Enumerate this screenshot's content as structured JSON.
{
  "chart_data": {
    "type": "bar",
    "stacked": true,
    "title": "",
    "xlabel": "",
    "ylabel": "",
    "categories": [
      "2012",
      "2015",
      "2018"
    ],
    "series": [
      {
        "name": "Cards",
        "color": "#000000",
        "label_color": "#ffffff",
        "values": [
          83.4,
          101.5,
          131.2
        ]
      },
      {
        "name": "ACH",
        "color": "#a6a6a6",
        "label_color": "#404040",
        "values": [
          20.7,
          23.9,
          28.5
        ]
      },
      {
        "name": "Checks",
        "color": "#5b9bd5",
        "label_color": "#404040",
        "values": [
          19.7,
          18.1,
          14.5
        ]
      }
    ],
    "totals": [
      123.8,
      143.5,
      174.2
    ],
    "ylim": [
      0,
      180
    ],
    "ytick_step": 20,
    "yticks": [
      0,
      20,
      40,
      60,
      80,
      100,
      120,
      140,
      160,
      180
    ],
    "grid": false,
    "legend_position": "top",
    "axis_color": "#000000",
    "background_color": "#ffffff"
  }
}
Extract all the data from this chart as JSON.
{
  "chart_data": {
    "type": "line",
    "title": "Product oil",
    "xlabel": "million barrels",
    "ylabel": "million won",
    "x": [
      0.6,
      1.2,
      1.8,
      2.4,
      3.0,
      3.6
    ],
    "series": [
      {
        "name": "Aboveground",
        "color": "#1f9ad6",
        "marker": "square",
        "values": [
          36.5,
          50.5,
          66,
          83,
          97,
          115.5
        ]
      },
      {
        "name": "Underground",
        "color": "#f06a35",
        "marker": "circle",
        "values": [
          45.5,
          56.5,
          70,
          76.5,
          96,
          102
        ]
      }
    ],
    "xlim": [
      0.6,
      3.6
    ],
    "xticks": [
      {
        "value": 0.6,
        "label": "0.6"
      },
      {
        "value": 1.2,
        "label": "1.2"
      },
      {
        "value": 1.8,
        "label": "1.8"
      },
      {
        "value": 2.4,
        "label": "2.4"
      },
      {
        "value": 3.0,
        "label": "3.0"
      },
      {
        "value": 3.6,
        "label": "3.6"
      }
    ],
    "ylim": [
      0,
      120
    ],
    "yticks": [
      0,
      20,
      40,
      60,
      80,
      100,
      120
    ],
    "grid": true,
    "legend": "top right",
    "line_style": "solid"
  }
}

◆ **Objective**:
Give the number of lines in the entries that hold the word "JSON", and nothing else.

◆ **Answer to this exercise**:
2